*Written exercise*.
Please work out how many lines in the material contain "monitor" and give only that figure.

*Information shown*.
** START **

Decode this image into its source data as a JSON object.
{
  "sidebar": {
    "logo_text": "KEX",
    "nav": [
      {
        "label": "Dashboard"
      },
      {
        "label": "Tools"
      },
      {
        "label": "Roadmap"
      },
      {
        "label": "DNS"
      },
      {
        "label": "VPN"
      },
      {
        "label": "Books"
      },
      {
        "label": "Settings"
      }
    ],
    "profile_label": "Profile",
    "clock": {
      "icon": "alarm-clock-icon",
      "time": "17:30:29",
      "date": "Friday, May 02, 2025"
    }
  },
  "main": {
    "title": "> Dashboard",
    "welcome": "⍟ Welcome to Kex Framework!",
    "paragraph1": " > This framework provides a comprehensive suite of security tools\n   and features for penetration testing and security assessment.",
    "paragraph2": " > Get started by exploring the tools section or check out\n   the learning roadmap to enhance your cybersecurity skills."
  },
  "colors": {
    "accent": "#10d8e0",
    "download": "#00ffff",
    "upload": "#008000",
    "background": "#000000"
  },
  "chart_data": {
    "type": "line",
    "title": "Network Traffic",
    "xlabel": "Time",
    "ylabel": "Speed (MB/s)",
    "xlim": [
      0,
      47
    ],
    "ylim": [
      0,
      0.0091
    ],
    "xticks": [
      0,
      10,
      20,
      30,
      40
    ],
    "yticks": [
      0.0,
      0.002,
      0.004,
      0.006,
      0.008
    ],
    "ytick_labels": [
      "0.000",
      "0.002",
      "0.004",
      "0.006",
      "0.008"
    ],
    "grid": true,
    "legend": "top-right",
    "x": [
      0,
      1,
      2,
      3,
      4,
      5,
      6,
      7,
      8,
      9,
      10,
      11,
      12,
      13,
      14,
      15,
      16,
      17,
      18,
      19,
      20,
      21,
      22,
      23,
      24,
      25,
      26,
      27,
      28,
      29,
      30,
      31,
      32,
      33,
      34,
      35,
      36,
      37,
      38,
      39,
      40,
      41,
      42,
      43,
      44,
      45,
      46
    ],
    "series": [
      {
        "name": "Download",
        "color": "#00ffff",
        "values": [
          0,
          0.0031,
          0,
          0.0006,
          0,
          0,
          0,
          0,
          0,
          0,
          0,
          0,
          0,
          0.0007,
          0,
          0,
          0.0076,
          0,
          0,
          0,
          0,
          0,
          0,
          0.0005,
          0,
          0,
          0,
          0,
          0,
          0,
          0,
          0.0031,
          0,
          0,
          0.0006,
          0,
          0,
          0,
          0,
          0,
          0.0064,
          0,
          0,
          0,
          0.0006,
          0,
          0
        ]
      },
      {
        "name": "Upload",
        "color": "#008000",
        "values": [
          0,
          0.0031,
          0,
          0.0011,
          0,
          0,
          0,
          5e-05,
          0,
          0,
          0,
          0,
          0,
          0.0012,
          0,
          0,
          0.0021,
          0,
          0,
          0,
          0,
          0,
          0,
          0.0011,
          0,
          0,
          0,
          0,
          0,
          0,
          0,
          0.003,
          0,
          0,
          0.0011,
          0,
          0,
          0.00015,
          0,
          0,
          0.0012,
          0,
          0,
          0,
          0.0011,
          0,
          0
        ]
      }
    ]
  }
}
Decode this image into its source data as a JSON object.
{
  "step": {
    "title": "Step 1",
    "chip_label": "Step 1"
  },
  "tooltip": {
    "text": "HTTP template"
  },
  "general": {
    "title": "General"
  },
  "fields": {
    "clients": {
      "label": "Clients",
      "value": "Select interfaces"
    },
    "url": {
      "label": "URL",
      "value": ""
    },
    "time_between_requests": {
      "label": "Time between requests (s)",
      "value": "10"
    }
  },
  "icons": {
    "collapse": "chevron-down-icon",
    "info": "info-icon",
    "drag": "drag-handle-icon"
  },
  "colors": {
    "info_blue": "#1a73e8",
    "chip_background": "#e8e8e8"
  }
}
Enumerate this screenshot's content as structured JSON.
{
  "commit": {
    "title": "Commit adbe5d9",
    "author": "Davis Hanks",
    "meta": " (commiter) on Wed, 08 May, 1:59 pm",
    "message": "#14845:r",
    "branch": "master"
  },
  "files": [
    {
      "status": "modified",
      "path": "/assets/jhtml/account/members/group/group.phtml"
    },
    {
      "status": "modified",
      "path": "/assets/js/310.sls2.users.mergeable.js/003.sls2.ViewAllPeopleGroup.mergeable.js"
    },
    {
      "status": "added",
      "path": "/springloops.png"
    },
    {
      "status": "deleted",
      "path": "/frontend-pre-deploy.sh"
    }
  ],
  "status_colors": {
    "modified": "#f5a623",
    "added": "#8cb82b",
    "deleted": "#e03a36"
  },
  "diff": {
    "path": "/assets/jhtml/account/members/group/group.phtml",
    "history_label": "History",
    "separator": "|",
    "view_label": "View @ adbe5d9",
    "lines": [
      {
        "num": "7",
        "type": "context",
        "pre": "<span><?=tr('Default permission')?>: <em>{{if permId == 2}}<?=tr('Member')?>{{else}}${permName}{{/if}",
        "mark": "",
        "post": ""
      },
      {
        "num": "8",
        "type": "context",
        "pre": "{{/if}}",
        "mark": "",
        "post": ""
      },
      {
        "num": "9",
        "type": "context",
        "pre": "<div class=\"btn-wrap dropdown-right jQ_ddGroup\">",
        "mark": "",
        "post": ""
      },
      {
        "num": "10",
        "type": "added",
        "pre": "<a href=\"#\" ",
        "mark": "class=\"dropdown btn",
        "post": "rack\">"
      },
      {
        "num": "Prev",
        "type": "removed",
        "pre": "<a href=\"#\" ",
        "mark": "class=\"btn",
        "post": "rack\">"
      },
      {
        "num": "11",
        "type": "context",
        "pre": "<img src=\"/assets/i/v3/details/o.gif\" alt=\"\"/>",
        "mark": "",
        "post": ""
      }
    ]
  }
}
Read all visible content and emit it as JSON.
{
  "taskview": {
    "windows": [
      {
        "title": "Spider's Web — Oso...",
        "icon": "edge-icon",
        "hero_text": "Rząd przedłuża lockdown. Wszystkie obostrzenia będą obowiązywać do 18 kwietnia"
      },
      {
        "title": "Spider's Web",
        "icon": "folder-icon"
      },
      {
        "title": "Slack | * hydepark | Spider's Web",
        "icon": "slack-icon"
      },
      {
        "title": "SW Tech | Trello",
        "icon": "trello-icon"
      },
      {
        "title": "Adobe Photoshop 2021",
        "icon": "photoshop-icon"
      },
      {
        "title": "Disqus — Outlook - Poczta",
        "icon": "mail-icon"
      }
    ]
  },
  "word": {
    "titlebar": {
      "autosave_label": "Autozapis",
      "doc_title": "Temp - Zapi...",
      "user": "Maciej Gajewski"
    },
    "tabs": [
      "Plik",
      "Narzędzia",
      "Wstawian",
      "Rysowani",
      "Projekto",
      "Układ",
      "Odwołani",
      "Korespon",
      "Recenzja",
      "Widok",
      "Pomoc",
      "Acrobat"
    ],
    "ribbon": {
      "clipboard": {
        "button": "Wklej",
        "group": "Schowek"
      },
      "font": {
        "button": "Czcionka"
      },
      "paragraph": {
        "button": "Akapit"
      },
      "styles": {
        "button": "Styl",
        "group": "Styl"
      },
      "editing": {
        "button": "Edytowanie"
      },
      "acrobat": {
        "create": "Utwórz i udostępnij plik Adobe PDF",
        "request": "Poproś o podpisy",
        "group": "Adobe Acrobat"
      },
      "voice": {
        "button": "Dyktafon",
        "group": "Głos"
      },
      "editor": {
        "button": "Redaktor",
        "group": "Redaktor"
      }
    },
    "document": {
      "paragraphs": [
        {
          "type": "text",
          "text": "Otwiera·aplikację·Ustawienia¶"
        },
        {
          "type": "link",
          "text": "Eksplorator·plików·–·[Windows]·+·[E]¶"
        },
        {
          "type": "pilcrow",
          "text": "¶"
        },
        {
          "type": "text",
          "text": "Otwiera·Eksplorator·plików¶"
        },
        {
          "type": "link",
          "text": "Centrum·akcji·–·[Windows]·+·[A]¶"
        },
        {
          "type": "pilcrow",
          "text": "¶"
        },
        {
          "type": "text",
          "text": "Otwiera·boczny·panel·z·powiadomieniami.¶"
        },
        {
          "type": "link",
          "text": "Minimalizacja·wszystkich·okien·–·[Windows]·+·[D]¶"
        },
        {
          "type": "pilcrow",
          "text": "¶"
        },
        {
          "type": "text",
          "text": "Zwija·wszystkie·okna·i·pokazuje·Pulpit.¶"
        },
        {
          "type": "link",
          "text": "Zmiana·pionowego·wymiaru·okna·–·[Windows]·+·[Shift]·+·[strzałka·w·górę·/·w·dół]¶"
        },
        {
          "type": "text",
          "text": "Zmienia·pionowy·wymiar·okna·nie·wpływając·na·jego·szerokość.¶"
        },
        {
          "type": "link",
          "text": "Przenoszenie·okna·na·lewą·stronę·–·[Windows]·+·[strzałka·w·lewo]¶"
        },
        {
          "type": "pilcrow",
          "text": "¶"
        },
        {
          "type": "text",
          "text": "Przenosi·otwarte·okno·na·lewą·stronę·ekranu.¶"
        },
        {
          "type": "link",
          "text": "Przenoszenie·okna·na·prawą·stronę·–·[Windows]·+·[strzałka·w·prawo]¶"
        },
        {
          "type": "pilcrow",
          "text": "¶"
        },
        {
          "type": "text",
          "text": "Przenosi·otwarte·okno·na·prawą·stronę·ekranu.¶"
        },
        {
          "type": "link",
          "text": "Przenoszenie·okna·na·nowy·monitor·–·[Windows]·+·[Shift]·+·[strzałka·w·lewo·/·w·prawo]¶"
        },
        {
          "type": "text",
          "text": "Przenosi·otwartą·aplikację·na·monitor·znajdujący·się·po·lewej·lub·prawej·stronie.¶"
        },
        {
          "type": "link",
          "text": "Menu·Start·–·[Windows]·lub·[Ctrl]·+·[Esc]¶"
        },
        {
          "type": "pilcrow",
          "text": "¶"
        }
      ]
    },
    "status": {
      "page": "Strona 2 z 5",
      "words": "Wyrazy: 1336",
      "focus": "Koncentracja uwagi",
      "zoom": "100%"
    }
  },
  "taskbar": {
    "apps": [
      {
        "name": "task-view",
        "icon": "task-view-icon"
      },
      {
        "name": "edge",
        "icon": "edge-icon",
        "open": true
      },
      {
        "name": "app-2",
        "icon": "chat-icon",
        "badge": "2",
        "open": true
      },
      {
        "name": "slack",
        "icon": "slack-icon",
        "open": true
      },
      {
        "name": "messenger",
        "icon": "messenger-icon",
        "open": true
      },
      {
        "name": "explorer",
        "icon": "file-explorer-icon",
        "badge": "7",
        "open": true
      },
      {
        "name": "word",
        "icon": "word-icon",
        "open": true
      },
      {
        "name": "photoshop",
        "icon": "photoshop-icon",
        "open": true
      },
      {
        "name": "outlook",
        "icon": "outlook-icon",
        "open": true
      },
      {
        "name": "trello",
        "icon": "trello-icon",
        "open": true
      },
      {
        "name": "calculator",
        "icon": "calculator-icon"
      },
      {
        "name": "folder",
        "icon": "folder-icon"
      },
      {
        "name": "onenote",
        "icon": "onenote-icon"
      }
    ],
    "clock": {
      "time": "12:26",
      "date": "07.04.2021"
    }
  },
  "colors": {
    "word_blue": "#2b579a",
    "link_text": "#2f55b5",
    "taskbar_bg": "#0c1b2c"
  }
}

** END **

*Exercise solution*.
2